**What to work on:**
Write every line of the material out exactly as shown.

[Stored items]
_ _ _ _
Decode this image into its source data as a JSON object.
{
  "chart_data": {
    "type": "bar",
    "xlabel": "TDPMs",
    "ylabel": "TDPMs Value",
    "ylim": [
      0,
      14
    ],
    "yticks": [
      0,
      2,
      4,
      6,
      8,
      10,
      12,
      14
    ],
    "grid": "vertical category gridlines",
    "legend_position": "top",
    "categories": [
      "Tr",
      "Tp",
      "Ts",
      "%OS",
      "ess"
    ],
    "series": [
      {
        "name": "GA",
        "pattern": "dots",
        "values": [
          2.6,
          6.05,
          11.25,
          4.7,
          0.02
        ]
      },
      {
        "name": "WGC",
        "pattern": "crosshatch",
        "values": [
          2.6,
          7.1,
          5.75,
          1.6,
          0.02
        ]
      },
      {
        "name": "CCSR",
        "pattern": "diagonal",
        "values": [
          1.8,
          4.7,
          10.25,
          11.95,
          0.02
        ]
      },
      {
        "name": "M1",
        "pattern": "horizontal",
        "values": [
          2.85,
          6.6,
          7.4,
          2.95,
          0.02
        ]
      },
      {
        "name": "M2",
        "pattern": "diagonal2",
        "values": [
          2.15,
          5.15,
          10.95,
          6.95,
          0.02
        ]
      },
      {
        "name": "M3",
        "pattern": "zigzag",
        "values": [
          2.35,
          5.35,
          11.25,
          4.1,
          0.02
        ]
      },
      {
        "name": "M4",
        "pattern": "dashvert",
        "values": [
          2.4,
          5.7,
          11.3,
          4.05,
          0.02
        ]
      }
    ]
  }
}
_ _ _ _
**Correct answer:**
Decode this image into its source data as a JSON object.
{
  "chart_data": {
    "type": "bar",
    "xlabel": "TDPMs",
    "ylabel": "TDPMs Value",
    "ylim": [
      0,
      14
    ],
    "yticks": [
      0,
      2,
      4,
      6,
      8,
      10,
      12,
      14
    ],
    "grid": "vertical category gridlines",
    "legend_position": "top",
    "categories": [
      "Tr",
      "Tp",
      "Ts",
      "%OS",
      "ess"
    ],
    "series": [
      {
        "name": "GA",
        "pattern": "dots",
        "values": [
          2.6,
          6.05,
          11.25,
          4.7,
          0.02
        ]
      },
      {
        "name": "WGC",
        "pattern": "crosshatch",
        "values": [
          2.6,
          7.1,
          5.75,
          1.6,
          0.02
        ]
      },
      {
        "name": "CCSR",
        "pattern": "diagonal",
        "values": [
          1.8,
          4.7,
          10.25,
          11.95,
          0.02
        ]
      },
      {
        "name": "M1",
        "pattern": "horizontal",
        "values": [
          2.85,
          6.6,
          7.4,
          2.95,
          0.02
        ]
      },
      {
        "name": "M2",
        "pattern": "diagonal2",
        "values": [
          2.15,
          5.15,
          10.95,
          6.95,
          0.02
        ]
      },
      {
        "name": "M3",
        "pattern": "zigzag",
        "values": [
          2.35,
          5.35,
          11.25,
          4.1,
          0.02
        ]
      },
      {
        "name": "M4",
        "pattern": "dashvert",
        "values": [
          2.4,
          5.7,
          11.3,
          4.05,
          0.02
        ]
      }
    ]
  }
}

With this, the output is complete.